### Material for the task
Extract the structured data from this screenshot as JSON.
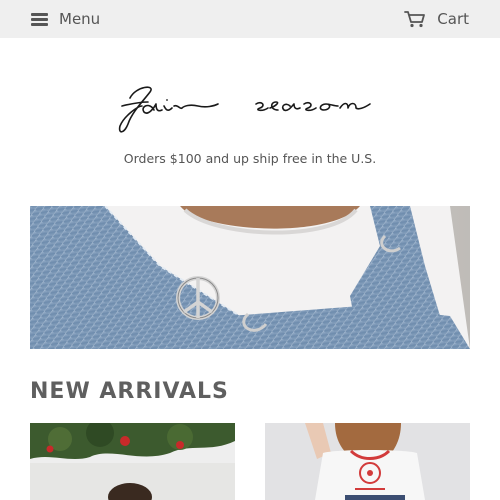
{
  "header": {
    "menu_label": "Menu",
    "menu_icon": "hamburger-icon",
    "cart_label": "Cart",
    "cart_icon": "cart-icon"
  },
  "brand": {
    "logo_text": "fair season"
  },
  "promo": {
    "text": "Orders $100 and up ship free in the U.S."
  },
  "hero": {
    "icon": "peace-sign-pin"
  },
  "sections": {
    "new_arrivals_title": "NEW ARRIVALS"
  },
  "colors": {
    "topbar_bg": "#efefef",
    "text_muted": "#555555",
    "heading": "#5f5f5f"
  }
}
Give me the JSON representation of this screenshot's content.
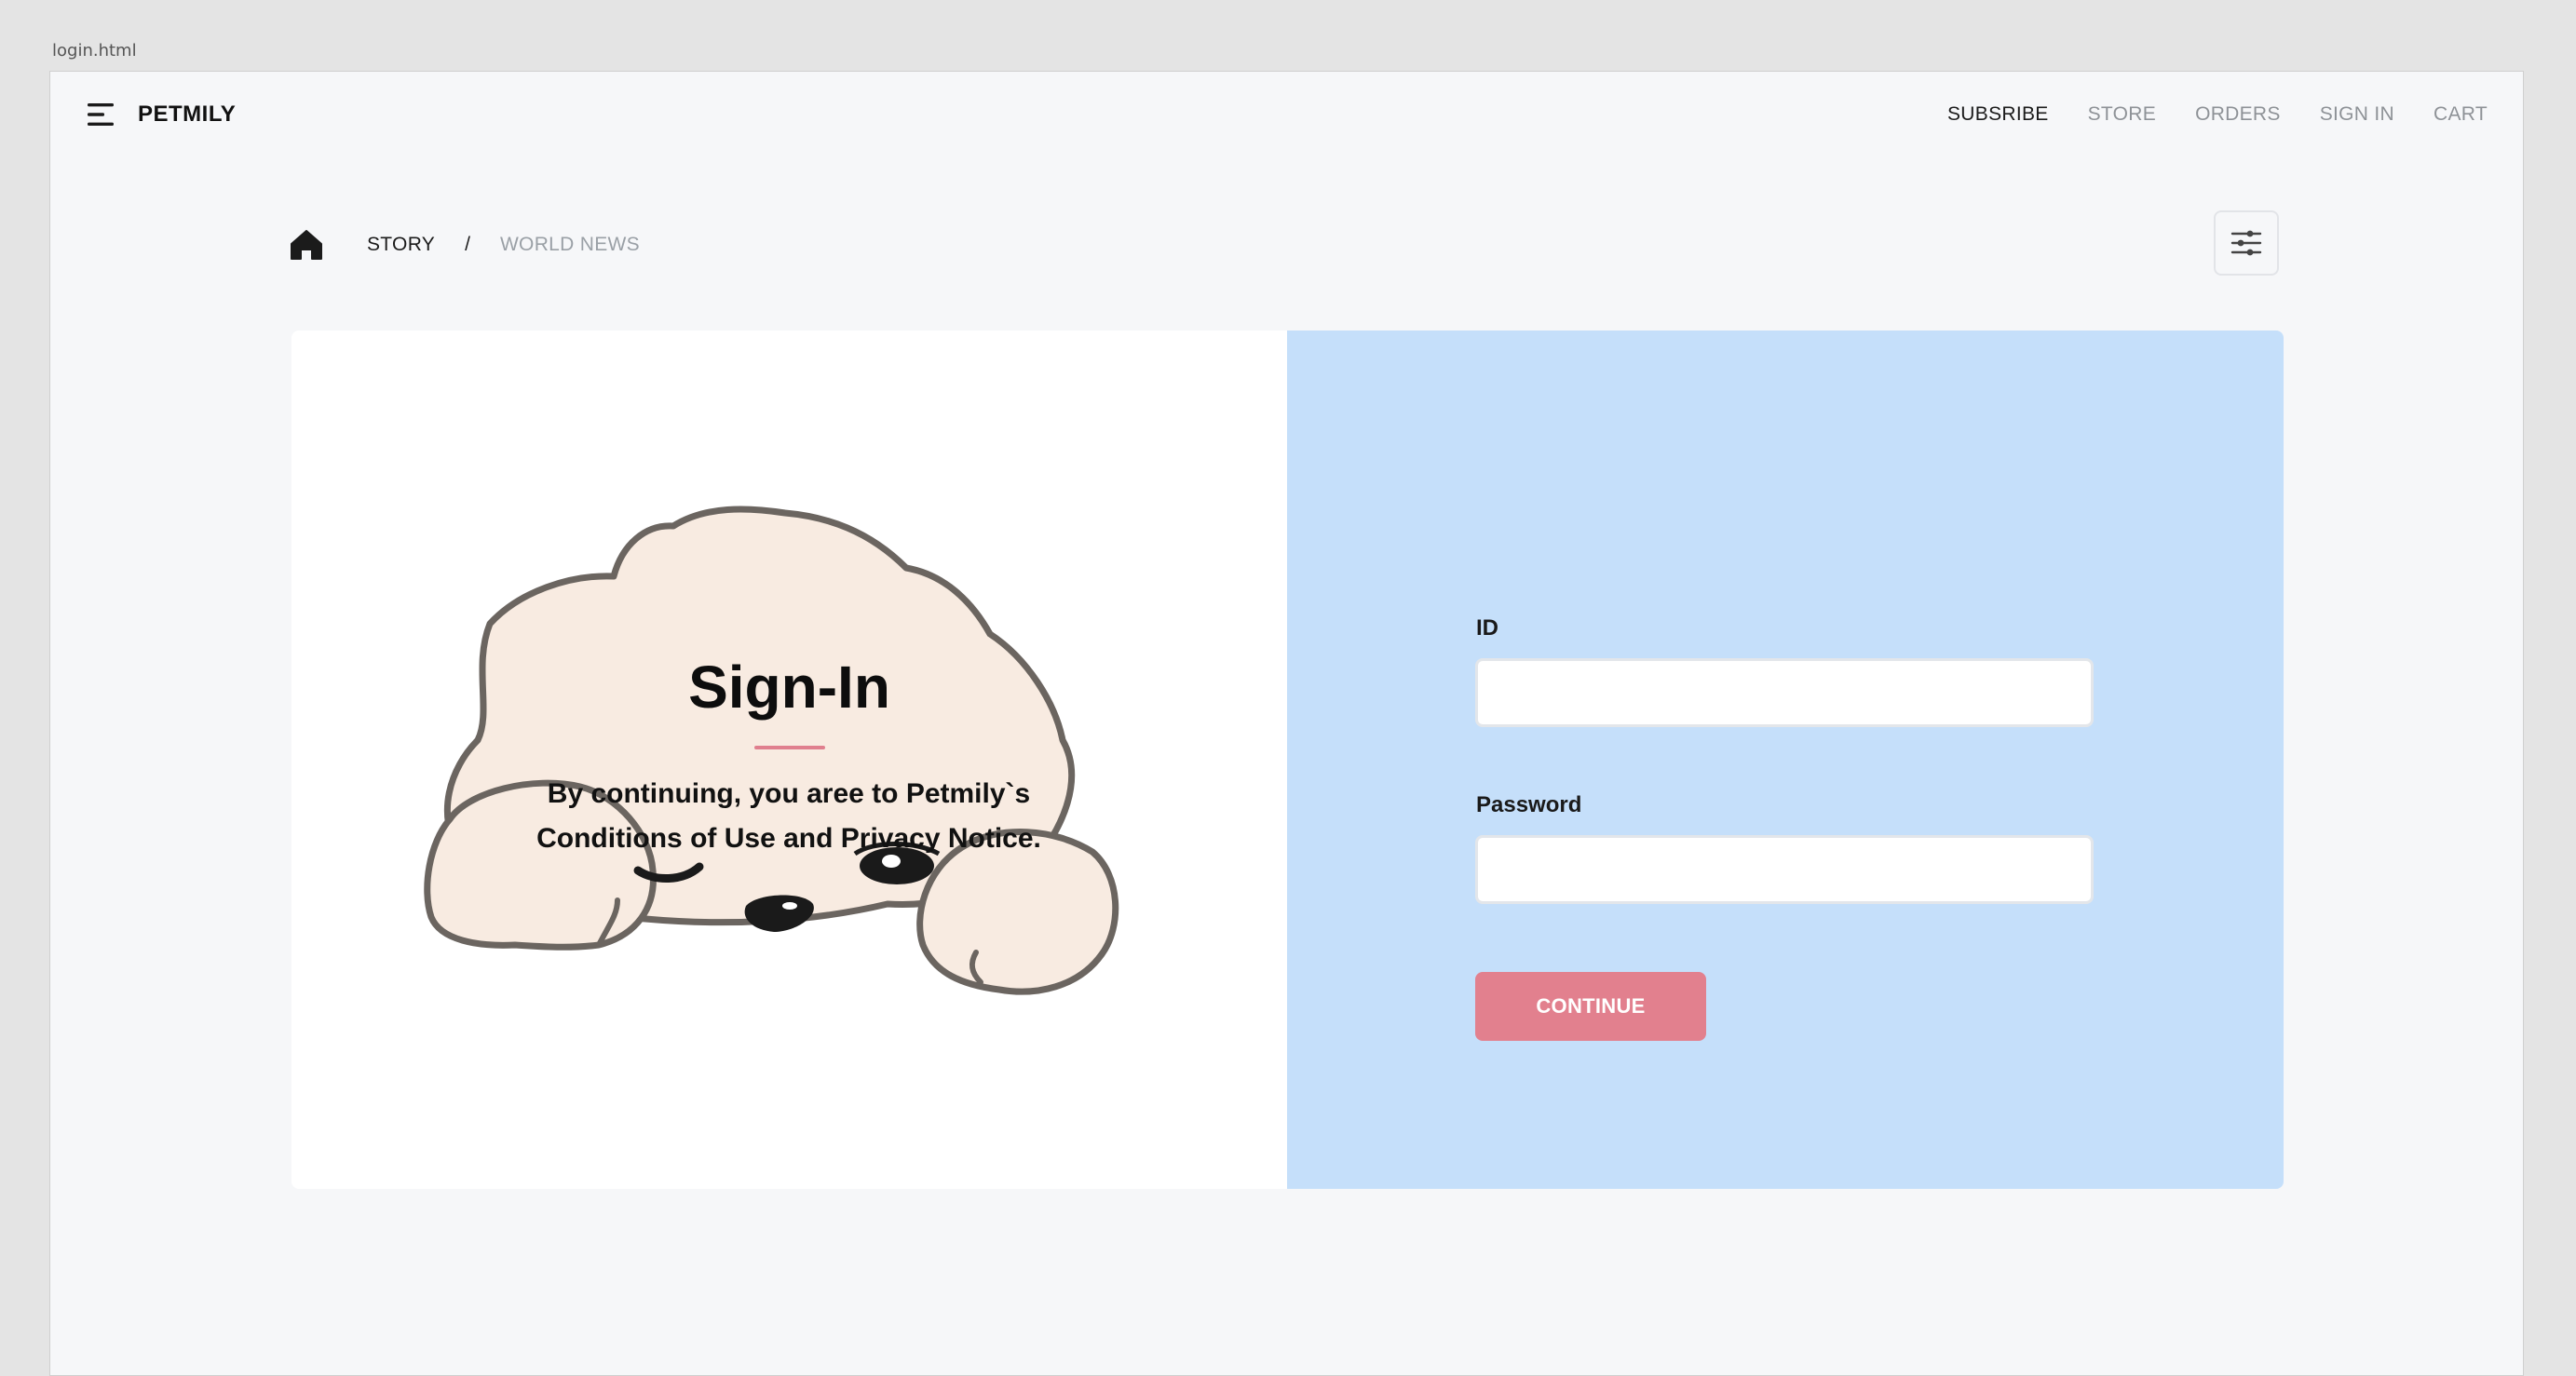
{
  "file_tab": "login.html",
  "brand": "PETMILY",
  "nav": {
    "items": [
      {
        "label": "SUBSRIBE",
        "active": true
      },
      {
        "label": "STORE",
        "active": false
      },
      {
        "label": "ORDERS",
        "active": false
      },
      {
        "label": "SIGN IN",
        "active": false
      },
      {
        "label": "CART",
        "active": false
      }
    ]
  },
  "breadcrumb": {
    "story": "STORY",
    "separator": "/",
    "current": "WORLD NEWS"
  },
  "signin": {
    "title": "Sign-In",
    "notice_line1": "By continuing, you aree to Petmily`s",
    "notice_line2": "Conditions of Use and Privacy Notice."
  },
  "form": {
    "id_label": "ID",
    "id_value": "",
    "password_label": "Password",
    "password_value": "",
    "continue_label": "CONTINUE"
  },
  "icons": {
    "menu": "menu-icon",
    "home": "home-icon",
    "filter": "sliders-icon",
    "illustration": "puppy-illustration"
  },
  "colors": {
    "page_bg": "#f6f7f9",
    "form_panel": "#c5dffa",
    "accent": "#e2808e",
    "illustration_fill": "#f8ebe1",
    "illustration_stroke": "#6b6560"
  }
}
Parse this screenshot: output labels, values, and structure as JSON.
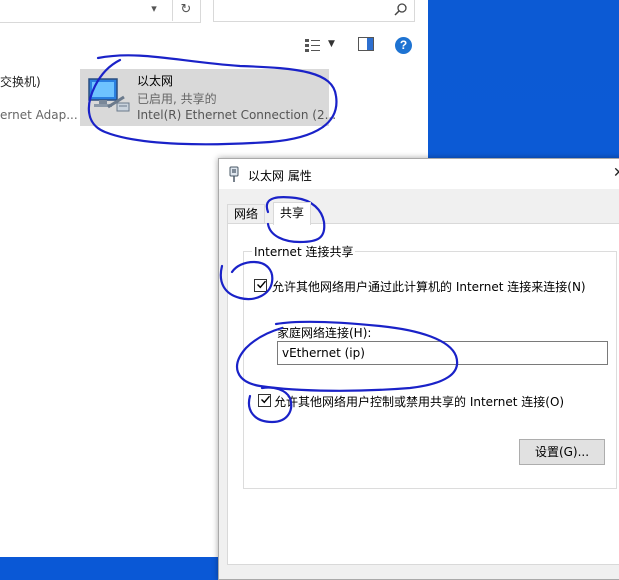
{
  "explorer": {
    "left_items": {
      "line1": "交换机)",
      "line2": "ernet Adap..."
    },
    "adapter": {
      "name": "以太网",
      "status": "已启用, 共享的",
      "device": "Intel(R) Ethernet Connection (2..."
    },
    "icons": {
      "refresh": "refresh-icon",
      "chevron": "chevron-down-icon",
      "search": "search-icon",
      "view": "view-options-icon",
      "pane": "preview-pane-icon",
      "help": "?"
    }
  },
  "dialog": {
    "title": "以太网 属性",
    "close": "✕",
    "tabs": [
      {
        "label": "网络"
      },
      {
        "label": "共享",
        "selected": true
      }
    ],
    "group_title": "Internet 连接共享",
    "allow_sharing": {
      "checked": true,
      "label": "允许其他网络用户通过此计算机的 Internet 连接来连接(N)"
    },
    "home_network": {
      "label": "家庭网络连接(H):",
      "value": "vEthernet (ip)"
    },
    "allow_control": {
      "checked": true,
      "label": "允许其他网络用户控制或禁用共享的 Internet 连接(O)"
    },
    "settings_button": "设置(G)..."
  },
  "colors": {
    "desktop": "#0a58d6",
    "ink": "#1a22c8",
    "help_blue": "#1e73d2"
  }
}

### Prompt
Repeat the listing above exactly, with no pictures.

### Exercise answer
Extract the structured data from this screenshot as JSON.
{
  "header": {
    "menu_label": "Menu",
    "menu_icon": "hamburger-icon",
    "cart_label": "Cart",
    "cart_icon": "cart-icon"
  },
  "brand": {
    "logo_text": "fair season"
  },
  "promo": {
    "text": "Orders $100 and up ship free in the U.S."
  },
  "hero": {
    "icon": "peace-sign-pin"
  },
  "sections": {
    "new_arrivals_title": "NEW ARRIVALS"
  },
  "colors": {
    "topbar_bg": "#efefef",
    "text_muted": "#555555",
    "heading": "#5f5f5f"
  }
}
Give me the JSON representation of this screenshot's content.
{
  "file_tab": "login.html",
  "brand": "PETMILY",
  "nav": {
    "items": [
      {
        "label": "SUBSRIBE",
        "active": true
      },
      {
        "label": "STORE",
        "active": false
      },
      {
        "label": "ORDERS",
        "active": false
      },
      {
        "label": "SIGN IN",
        "active": false
      },
      {
        "label": "CART",
        "active": false
      }
    ]
  },
  "breadcrumb": {
    "story": "STORY",
    "separator": "/",
    "current": "WORLD NEWS"
  },
  "signin": {
    "title": "Sign-In",
    "notice_line1": "By continuing, you aree to Petmily`s",
    "notice_line2": "Conditions of Use and Privacy Notice."
  },
  "form": {
    "id_label": "ID",
    "id_value": "",
    "password_label": "Password",
    "password_value": "",
    "continue_label": "CONTINUE"
  },
  "icons": {
    "menu": "menu-icon",
    "home": "home-icon",
    "filter": "sliders-icon",
    "illustration": "puppy-illustration"
  },
  "colors": {
    "page_bg": "#f6f7f9",
    "form_panel": "#c5dffa",
    "accent": "#e2808e",
    "illustration_fill": "#f8ebe1",
    "illustration_stroke": "#6b6560"
  }
}
Parse this screenshot: output labels, values, and structure as JSON.
{
  "explorer": {
    "left_items": {
      "line1": "交换机)",
      "line2": "ernet Adap..."
    },
    "adapter": {
      "name": "以太网",
      "status": "已启用, 共享的",
      "device": "Intel(R) Ethernet Connection (2..."
    },
    "icons": {
      "refresh": "refresh-icon",
      "chevron": "chevron-down-icon",
      "search": "search-icon",
      "view": "view-options-icon",
      "pane": "preview-pane-icon",
      "help": "?"
    }
  },
  "dialog": {
    "title": "以太网 属性",
    "close": "✕",
    "tabs": [
      {
        "label": "网络"
      },
      {
        "label": "共享",
        "selected": true
      }
    ],
    "group_title": "Internet 连接共享",
    "allow_sharing": {
      "checked": true,
      "label": "允许其他网络用户通过此计算机的 Internet 连接来连接(N)"
    },
    "home_network": {
      "label": "家庭网络连接(H):",
      "value": "vEthernet (ip)"
    },
    "allow_control": {
      "checked": true,
      "label": "允许其他网络用户控制或禁用共享的 Internet 连接(O)"
    },
    "settings_button": "设置(G)..."
  },
  "colors": {
    "desktop": "#0a58d6",
    "ink": "#1a22c8",
    "help_blue": "#1e73d2"
  }
}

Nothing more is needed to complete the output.